Instruction:
Check each line for the string "text" and give only the count of lines that have it.

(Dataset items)
++++++++

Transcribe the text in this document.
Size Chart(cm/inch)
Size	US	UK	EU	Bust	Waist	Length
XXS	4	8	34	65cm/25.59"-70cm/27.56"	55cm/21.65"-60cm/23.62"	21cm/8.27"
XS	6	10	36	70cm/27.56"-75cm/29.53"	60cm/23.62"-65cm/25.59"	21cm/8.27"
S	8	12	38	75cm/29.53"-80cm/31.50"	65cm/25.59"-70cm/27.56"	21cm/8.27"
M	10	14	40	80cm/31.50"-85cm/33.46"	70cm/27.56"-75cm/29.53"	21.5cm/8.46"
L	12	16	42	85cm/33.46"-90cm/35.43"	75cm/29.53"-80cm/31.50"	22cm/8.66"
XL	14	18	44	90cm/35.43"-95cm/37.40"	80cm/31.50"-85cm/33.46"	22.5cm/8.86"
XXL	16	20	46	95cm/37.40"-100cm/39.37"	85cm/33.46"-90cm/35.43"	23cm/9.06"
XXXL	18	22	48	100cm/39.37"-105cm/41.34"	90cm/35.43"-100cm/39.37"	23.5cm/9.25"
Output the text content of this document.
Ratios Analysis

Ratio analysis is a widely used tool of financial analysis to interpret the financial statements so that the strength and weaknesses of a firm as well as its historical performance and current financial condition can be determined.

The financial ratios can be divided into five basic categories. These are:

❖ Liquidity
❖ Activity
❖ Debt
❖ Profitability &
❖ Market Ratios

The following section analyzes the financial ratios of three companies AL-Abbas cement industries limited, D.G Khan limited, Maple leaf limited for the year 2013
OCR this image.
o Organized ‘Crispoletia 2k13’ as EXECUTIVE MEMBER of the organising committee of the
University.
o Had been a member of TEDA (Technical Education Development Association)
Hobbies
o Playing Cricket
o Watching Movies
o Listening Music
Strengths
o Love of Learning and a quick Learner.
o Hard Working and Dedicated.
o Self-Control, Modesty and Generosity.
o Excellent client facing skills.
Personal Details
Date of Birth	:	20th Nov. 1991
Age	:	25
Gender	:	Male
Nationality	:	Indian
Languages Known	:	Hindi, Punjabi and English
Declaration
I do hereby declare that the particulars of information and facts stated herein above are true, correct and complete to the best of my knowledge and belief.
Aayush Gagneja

++++++++

Response to the exercise:
2